**Requirements:** All of the data below should be written out exactly.

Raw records

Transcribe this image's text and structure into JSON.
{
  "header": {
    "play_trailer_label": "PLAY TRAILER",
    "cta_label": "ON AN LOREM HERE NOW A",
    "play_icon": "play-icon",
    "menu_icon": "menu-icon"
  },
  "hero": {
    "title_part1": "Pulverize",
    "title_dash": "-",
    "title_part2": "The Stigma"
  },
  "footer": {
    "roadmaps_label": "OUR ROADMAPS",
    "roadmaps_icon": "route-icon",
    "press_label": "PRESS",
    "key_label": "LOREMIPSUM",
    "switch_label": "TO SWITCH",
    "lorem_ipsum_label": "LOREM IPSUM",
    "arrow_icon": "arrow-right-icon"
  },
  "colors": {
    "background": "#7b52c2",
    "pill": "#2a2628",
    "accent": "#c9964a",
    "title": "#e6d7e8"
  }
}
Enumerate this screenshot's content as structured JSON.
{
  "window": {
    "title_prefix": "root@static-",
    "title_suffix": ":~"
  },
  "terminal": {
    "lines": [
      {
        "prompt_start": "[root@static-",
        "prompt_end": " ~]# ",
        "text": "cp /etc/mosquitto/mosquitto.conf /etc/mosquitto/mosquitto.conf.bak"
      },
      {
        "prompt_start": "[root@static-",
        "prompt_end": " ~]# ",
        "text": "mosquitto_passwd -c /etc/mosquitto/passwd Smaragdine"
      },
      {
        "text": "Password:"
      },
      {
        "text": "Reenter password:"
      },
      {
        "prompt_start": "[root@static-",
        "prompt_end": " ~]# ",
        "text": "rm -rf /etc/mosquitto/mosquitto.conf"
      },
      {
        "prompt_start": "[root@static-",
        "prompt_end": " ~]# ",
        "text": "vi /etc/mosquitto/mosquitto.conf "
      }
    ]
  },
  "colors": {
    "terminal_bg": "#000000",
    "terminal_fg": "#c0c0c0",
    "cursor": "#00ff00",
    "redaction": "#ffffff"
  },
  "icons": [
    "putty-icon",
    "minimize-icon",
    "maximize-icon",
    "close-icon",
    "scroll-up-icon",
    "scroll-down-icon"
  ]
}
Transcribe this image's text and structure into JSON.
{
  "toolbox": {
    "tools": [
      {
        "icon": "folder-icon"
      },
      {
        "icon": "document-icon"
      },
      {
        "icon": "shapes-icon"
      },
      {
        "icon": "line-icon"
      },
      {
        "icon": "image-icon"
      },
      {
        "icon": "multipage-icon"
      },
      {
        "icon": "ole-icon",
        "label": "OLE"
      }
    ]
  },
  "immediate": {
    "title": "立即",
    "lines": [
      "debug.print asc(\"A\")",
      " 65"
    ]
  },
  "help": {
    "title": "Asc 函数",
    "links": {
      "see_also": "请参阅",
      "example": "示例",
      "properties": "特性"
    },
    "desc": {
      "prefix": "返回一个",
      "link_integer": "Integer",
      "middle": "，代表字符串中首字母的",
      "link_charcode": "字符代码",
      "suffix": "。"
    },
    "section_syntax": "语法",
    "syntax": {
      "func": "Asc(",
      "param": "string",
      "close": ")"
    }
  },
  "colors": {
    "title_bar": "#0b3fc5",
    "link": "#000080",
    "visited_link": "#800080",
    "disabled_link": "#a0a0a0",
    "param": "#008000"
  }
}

**Exercise output:**
Transcribe this image's text and structure into JSON.
{
  "header": {
    "play_trailer_label": "PLAY TRAILER",
    "cta_label": "ON AN LOREM HERE NOW A",
    "play_icon": "play-icon",
    "menu_icon": "menu-icon"
  },
  "hero": {
    "title_part1": "Pulverize",
    "title_dash": "-",
    "title_part2": "The Stigma"
  },
  "footer": {
    "roadmaps_label": "OUR ROADMAPS",
    "roadmaps_icon": "route-icon",
    "press_label": "PRESS",
    "key_label": "LOREMIPSUM",
    "switch_label": "TO SWITCH",
    "lorem_ipsum_label": "LOREM IPSUM",
    "arrow_icon": "arrow-right-icon"
  },
  "colors": {
    "background": "#7b52c2",
    "pill": "#2a2628",
    "accent": "#c9964a",
    "title": "#e6d7e8"
  }
}
Enumerate this screenshot's content as structured JSON.
{
  "window": {
    "title_prefix": "root@static-",
    "title_suffix": ":~"
  },
  "terminal": {
    "lines": [
      {
        "prompt_start": "[root@static-",
        "prompt_end": " ~]# ",
        "text": "cp /etc/mosquitto/mosquitto.conf /etc/mosquitto/mosquitto.conf.bak"
      },
      {
        "prompt_start": "[root@static-",
        "prompt_end": " ~]# ",
        "text": "mosquitto_passwd -c /etc/mosquitto/passwd Smaragdine"
      },
      {
        "text": "Password:"
      },
      {
        "text": "Reenter password:"
      },
      {
        "prompt_start": "[root@static-",
        "prompt_end": " ~]# ",
        "text": "rm -rf /etc/mosquitto/mosquitto.conf"
      },
      {
        "prompt_start": "[root@static-",
        "prompt_end": " ~]# ",
        "text": "vi /etc/mosquitto/mosquitto.conf "
      }
    ]
  },
  "colors": {
    "terminal_bg": "#000000",
    "terminal_fg": "#c0c0c0",
    "cursor": "#00ff00",
    "redaction": "#ffffff"
  },
  "icons": [
    "putty-icon",
    "minimize-icon",
    "maximize-icon",
    "close-icon",
    "scroll-up-icon",
    "scroll-down-icon"
  ]
}
Transcribe this image's text and structure into JSON.
{
  "toolbox": {
    "tools": [
      {
        "icon": "folder-icon"
      },
      {
        "icon": "document-icon"
      },
      {
        "icon": "shapes-icon"
      },
      {
        "icon": "line-icon"
      },
      {
        "icon": "image-icon"
      },
      {
        "icon": "multipage-icon"
      },
      {
        "icon": "ole-icon",
        "label": "OLE"
      }
    ]
  },
  "immediate": {
    "title": "立即",
    "lines": [
      "debug.print asc(\"A\")",
      " 65"
    ]
  },
  "help": {
    "title": "Asc 函数",
    "links": {
      "see_also": "请参阅",
      "example": "示例",
      "properties": "特性"
    },
    "desc": {
      "prefix": "返回一个",
      "link_integer": "Integer",
      "middle": "，代表字符串中首字母的",
      "link_charcode": "字符代码",
      "suffix": "。"
    },
    "section_syntax": "语法",
    "syntax": {
      "func": "Asc(",
      "param": "string",
      "close": ")"
    }
  },
  "colors": {
    "title_bar": "#0b3fc5",
    "link": "#000080",
    "visited_link": "#800080",
    "disabled_link": "#a0a0a0",
    "param": "#008000"
  }
}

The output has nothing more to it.